— PROBLEM —
Write out every entry word for word.

##### INPUT MATERIAL #####

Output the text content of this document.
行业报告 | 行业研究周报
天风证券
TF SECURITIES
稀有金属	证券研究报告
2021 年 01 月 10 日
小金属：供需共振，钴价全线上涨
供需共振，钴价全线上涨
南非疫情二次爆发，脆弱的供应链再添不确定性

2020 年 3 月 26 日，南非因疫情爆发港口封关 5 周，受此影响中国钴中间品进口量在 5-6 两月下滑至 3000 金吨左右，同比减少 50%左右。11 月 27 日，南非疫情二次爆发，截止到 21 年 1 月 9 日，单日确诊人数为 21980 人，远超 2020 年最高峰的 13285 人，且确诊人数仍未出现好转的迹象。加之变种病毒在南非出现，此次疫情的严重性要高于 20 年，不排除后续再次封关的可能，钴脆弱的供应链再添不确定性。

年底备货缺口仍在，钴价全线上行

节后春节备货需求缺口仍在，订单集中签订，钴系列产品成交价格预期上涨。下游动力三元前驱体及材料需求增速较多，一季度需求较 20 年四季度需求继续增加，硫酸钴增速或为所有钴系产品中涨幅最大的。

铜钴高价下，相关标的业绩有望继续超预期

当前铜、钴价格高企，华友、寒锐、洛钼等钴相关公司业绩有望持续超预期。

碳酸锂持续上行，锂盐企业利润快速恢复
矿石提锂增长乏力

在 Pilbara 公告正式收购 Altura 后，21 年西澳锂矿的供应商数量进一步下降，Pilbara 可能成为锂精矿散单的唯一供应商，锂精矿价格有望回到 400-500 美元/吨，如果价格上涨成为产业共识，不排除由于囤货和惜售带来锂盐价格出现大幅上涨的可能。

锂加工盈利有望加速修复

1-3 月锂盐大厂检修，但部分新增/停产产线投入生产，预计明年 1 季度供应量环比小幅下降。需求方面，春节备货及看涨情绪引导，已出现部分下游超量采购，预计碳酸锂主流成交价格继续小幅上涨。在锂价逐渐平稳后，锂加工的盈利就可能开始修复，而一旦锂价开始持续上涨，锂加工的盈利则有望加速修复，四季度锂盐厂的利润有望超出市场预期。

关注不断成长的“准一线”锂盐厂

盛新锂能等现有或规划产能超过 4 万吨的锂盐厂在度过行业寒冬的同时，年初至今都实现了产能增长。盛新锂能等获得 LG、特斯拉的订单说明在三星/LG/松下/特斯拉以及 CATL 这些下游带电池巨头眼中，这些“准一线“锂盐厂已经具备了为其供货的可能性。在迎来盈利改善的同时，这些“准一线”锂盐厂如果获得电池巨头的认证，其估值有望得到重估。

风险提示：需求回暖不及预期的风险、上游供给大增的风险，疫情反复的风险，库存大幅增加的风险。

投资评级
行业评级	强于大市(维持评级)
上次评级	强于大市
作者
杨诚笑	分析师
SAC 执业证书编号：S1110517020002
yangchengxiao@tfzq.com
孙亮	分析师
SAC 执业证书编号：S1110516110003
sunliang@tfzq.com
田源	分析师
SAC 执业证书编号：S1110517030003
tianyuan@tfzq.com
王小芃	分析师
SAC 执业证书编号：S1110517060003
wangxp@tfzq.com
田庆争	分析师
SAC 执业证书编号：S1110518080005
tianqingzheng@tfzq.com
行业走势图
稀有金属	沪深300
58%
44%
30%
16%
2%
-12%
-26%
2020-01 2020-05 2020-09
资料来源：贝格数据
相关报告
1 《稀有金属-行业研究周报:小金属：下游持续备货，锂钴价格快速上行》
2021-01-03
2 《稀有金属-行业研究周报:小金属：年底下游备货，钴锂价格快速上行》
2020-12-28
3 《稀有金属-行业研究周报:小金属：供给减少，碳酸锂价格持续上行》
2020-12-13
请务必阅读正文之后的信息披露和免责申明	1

#####

— REPLY TO THE TASK —
Output the text content of this document.
行业报告 | 行业研究周报
天风证券
TF SECURITIES
稀有金属	证券研究报告
2021 年 01 月 10 日
小金属：供需共振，钴价全线上涨
供需共振，钴价全线上涨
南非疫情二次爆发，脆弱的供应链再添不确定性

2020 年 3 月 26 日，南非因疫情爆发港口封关 5 周，受此影响中国钴中间品进口量在 5-6 两月下滑至 3000 金吨左右，同比减少 50%左右。11 月 27 日，南非疫情二次爆发，截止到 21 年 1 月 9 日，单日确诊人数为 21980 人，远超 2020 年最高峰的 13285 人，且确诊人数仍未出现好转的迹象。加之变种病毒在南非出现，此次疫情的严重性要高于 20 年，不排除后续再次封关的可能，钴脆弱的供应链再添不确定性。

年底备货缺口仍在，钴价全线上行

节后春节备货需求缺口仍在，订单集中签订，钴系列产品成交价格预期上涨。下游动力三元前驱体及材料需求增速较多，一季度需求较 20 年四季度需求继续增加，硫酸钴增速或为所有钴系产品中涨幅最大的。

铜钴高价下，相关标的业绩有望继续超预期

当前铜、钴价格高企，华友、寒锐、洛钼等钴相关公司业绩有望持续超预期。

碳酸锂持续上行，锂盐企业利润快速恢复
矿石提锂增长乏力

在 Pilbara 公告正式收购 Altura 后，21 年西澳锂矿的供应商数量进一步下降，Pilbara 可能成为锂精矿散单的唯一供应商，锂精矿价格有望回到 400-500 美元/吨，如果价格上涨成为产业共识，不排除由于囤货和惜售带来锂盐价格出现大幅上涨的可能。

锂加工盈利有望加速修复

1-3 月锂盐大厂检修，但部分新增/停产产线投入生产，预计明年 1 季度供应量环比小幅下降。需求方面，春节备货及看涨情绪引导，已出现部分下游超量采购，预计碳酸锂主流成交价格继续小幅上涨。在锂价逐渐平稳后，锂加工的盈利就可能开始修复，而一旦锂价开始持续上涨，锂加工的盈利则有望加速修复，四季度锂盐厂的利润有望超出市场预期。

关注不断成长的“准一线”锂盐厂

盛新锂能等现有或规划产能超过 4 万吨的锂盐厂在度过行业寒冬的同时，年初至今都实现了产能增长。盛新锂能等获得 LG、特斯拉的订单说明在三星/LG/松下/特斯拉以及 CATL 这些下游带电池巨头眼中，这些“准一线“锂盐厂已经具备了为其供货的可能性。在迎来盈利改善的同时，这些“准一线”锂盐厂如果获得电池巨头的认证，其估值有望得到重估。

风险提示：需求回暖不及预期的风险、上游供给大增的风险，疫情反复的风险，库存大幅增加的风险。

投资评级
行业评级	强于大市(维持评级)
上次评级	强于大市
作者
杨诚笑	分析师
SAC 执业证书编号：S1110517020002
yangchengxiao@tfzq.com
孙亮	分析师
SAC 执业证书编号：S1110516110003
sunliang@tfzq.com
田源	分析师
SAC 执业证书编号：S1110517030003
tianyuan@tfzq.com
王小芃	分析师
SAC 执业证书编号：S1110517060003
wangxp@tfzq.com
田庆争	分析师
SAC 执业证书编号：S1110518080005
tianqingzheng@tfzq.com
行业走势图
稀有金属	沪深300
58%
44%
30%
16%
2%
-12%
-26%
2020-01 2020-05 2020-09
资料来源：贝格数据
相关报告
1 《稀有金属-行业研究周报:小金属：下游持续备货，锂钴价格快速上行》
2021-01-03
2 《稀有金属-行业研究周报:小金属：年底下游备货，钴锂价格快速上行》
2020-12-28
3 《稀有金属-行业研究周报:小金属：供给减少，碳酸锂价格持续上行》
2020-12-13
请务必阅读正文之后的信息披露和免责申明	1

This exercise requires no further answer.